----- STORED DATA
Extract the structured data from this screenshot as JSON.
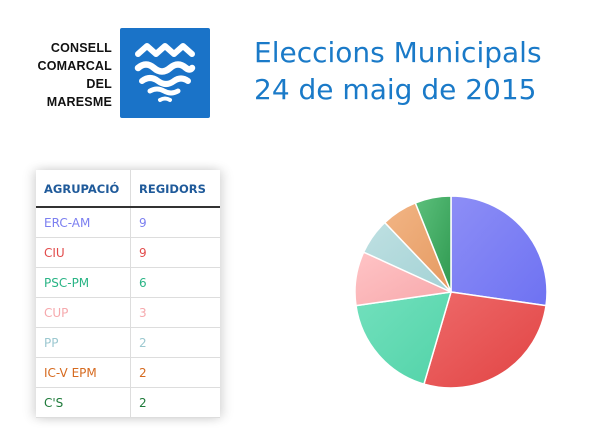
{
  "header": {
    "org_lines": [
      "CONSELL",
      "COMARCAL",
      "DEL",
      "MARESME"
    ],
    "title_line1": "Eleccions Municipals",
    "title_line2": "24 de maig de 2015",
    "logo_icon": "maresme-waves-icon",
    "logo_color": "#1a73c8",
    "title_color": "#1a7ac8"
  },
  "table": {
    "headers": [
      "AGRUPACIÓ",
      "REGIDORS"
    ],
    "rows": [
      {
        "party": "ERC-AM",
        "seats": "9",
        "color": "#7b7ff0"
      },
      {
        "party": "CIU",
        "seats": "9",
        "color": "#e24b4b"
      },
      {
        "party": "PSC-PM",
        "seats": "6",
        "color": "#29b485"
      },
      {
        "party": "CUP",
        "seats": "3",
        "color": "#f6a9ad"
      },
      {
        "party": "PP",
        "seats": "2",
        "color": "#9cc8d0"
      },
      {
        "party": "IC-V EPM",
        "seats": "2",
        "color": "#d66a1f"
      },
      {
        "party": "C'S",
        "seats": "2",
        "color": "#1e7a3a"
      }
    ]
  },
  "chart_data": {
    "type": "pie",
    "title": "",
    "categories": [
      "ERC-AM",
      "CIU",
      "PSC-PM",
      "CUP",
      "PP",
      "IC-V EPM",
      "C'S"
    ],
    "values": [
      9,
      9,
      6,
      3,
      2,
      2,
      2
    ],
    "colors": [
      [
        "#8d8ef6",
        "#6e72f2"
      ],
      [
        "#ee6a6a",
        "#e14343"
      ],
      [
        "#72e0bd",
        "#52d3a8"
      ],
      [
        "#ffc4c6",
        "#f7a8ab"
      ],
      [
        "#bfe0e2",
        "#a3d2d5"
      ],
      [
        "#f2b585",
        "#e59a61"
      ],
      [
        "#5cc07c",
        "#2f9950"
      ]
    ],
    "legend": false
  }
}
----------
**TASK OBJECTIVE:** Leave the images out and output the remaining material exactly as it stands.

**SOLVED PROBLEM:**
Extract the structured data from this screenshot as JSON.
{
  "header": {
    "org_lines": [
      "CONSELL",
      "COMARCAL",
      "DEL",
      "MARESME"
    ],
    "title_line1": "Eleccions Municipals",
    "title_line2": "24 de maig de 2015",
    "logo_icon": "maresme-waves-icon",
    "logo_color": "#1a73c8",
    "title_color": "#1a7ac8"
  },
  "table": {
    "headers": [
      "AGRUPACIÓ",
      "REGIDORS"
    ],
    "rows": [
      {
        "party": "ERC-AM",
        "seats": "9",
        "color": "#7b7ff0"
      },
      {
        "party": "CIU",
        "seats": "9",
        "color": "#e24b4b"
      },
      {
        "party": "PSC-PM",
        "seats": "6",
        "color": "#29b485"
      },
      {
        "party": "CUP",
        "seats": "3",
        "color": "#f6a9ad"
      },
      {
        "party": "PP",
        "seats": "2",
        "color": "#9cc8d0"
      },
      {
        "party": "IC-V EPM",
        "seats": "2",
        "color": "#d66a1f"
      },
      {
        "party": "C'S",
        "seats": "2",
        "color": "#1e7a3a"
      }
    ]
  },
  "chart_data": {
    "type": "pie",
    "title": "",
    "categories": [
      "ERC-AM",
      "CIU",
      "PSC-PM",
      "CUP",
      "PP",
      "IC-V EPM",
      "C'S"
    ],
    "values": [
      9,
      9,
      6,
      3,
      2,
      2,
      2
    ],
    "colors": [
      [
        "#8d8ef6",
        "#6e72f2"
      ],
      [
        "#ee6a6a",
        "#e14343"
      ],
      [
        "#72e0bd",
        "#52d3a8"
      ],
      [
        "#ffc4c6",
        "#f7a8ab"
      ],
      [
        "#bfe0e2",
        "#a3d2d5"
      ],
      [
        "#f2b585",
        "#e59a61"
      ],
      [
        "#5cc07c",
        "#2f9950"
      ]
    ],
    "legend": false
  }
}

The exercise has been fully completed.